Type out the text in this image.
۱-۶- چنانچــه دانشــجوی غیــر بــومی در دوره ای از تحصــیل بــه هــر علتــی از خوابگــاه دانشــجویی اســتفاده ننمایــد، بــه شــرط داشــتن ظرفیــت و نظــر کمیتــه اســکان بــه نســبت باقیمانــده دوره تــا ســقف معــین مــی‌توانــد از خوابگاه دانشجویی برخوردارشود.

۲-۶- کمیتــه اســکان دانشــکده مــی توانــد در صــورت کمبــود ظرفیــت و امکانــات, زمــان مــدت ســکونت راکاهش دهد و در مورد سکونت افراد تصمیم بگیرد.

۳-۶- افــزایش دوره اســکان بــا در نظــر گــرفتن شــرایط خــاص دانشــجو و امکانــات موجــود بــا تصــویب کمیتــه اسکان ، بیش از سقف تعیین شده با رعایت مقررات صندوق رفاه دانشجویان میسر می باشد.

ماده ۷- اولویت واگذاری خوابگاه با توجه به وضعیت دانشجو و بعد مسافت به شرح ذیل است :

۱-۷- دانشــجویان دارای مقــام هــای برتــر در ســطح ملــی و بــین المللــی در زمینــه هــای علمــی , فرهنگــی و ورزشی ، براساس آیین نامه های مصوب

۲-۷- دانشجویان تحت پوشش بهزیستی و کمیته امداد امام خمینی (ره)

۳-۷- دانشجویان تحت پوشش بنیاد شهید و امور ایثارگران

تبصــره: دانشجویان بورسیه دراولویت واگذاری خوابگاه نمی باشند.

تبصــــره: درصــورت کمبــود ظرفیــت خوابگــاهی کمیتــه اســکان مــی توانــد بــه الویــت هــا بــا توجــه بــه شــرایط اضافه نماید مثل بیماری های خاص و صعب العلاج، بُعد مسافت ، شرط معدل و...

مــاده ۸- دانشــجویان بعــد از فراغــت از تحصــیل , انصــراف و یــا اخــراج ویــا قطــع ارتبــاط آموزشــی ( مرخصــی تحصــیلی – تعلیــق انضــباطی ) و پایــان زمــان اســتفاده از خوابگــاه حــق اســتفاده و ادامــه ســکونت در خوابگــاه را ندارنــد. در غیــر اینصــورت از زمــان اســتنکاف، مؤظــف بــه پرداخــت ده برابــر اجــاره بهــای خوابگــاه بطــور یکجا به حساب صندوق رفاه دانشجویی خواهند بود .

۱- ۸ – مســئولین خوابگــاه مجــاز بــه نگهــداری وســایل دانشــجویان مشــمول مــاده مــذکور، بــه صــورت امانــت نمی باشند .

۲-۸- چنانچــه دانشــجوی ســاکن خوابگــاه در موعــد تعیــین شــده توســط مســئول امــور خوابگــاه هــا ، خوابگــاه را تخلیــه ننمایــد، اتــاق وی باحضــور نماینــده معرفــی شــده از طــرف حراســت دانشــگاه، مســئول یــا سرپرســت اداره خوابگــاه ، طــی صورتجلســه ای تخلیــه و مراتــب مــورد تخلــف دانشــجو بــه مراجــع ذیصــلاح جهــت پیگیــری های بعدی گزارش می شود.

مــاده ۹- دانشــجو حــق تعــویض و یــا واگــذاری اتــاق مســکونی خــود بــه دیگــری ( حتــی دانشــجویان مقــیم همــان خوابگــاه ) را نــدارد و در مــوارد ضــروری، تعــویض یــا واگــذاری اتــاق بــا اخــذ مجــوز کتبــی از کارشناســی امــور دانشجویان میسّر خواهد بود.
++++++++++++++++++++
| What you have to do |
Take the entries and copy them out exactly.

| Problem solution |
Type out the text in this image.
۱-۶- چنانچــه دانشــجوی غیــر بــومی در دوره ای از تحصــیل بــه هــر علتــی از خوابگــاه دانشــجویی اســتفاده ننمایــد، بــه شــرط داشــتن ظرفیــت و نظــر کمیتــه اســکان بــه نســبت باقیمانــده دوره تــا ســقف معــین مــی‌توانــد از خوابگاه دانشجویی برخوردارشود.

۲-۶- کمیتــه اســکان دانشــکده مــی توانــد در صــورت کمبــود ظرفیــت و امکانــات, زمــان مــدت ســکونت راکاهش دهد و در مورد سکونت افراد تصمیم بگیرد.

۳-۶- افــزایش دوره اســکان بــا در نظــر گــرفتن شــرایط خــاص دانشــجو و امکانــات موجــود بــا تصــویب کمیتــه اسکان ، بیش از سقف تعیین شده با رعایت مقررات صندوق رفاه دانشجویان میسر می باشد.

ماده ۷- اولویت واگذاری خوابگاه با توجه به وضعیت دانشجو و بعد مسافت به شرح ذیل است :

۱-۷- دانشــجویان دارای مقــام هــای برتــر در ســطح ملــی و بــین المللــی در زمینــه هــای علمــی , فرهنگــی و ورزشی ، براساس آیین نامه های مصوب

۲-۷- دانشجویان تحت پوشش بهزیستی و کمیته امداد امام خمینی (ره)

۳-۷- دانشجویان تحت پوشش بنیاد شهید و امور ایثارگران

تبصــره: دانشجویان بورسیه دراولویت واگذاری خوابگاه نمی باشند.

تبصــــره: درصــورت کمبــود ظرفیــت خوابگــاهی کمیتــه اســکان مــی توانــد بــه الویــت هــا بــا توجــه بــه شــرایط اضافه نماید مثل بیماری های خاص و صعب العلاج، بُعد مسافت ، شرط معدل و...

مــاده ۸- دانشــجویان بعــد از فراغــت از تحصــیل , انصــراف و یــا اخــراج ویــا قطــع ارتبــاط آموزشــی ( مرخصــی تحصــیلی – تعلیــق انضــباطی ) و پایــان زمــان اســتفاده از خوابگــاه حــق اســتفاده و ادامــه ســکونت در خوابگــاه را ندارنــد. در غیــر اینصــورت از زمــان اســتنکاف، مؤظــف بــه پرداخــت ده برابــر اجــاره بهــای خوابگــاه بطــور یکجا به حساب صندوق رفاه دانشجویی خواهند بود .

۱- ۸ – مســئولین خوابگــاه مجــاز بــه نگهــداری وســایل دانشــجویان مشــمول مــاده مــذکور، بــه صــورت امانــت نمی باشند .

۲-۸- چنانچــه دانشــجوی ســاکن خوابگــاه در موعــد تعیــین شــده توســط مســئول امــور خوابگــاه هــا ، خوابگــاه را تخلیــه ننمایــد، اتــاق وی باحضــور نماینــده معرفــی شــده از طــرف حراســت دانشــگاه، مســئول یــا سرپرســت اداره خوابگــاه ، طــی صورتجلســه ای تخلیــه و مراتــب مــورد تخلــف دانشــجو بــه مراجــع ذیصــلاح جهــت پیگیــری های بعدی گزارش می شود.

مــاده ۹- دانشــجو حــق تعــویض و یــا واگــذاری اتــاق مســکونی خــود بــه دیگــری ( حتــی دانشــجویان مقــیم همــان خوابگــاه ) را نــدارد و در مــوارد ضــروری، تعــویض یــا واگــذاری اتــاق بــا اخــذ مجــوز کتبــی از کارشناســی امــور دانشجویان میسّر خواهد بود.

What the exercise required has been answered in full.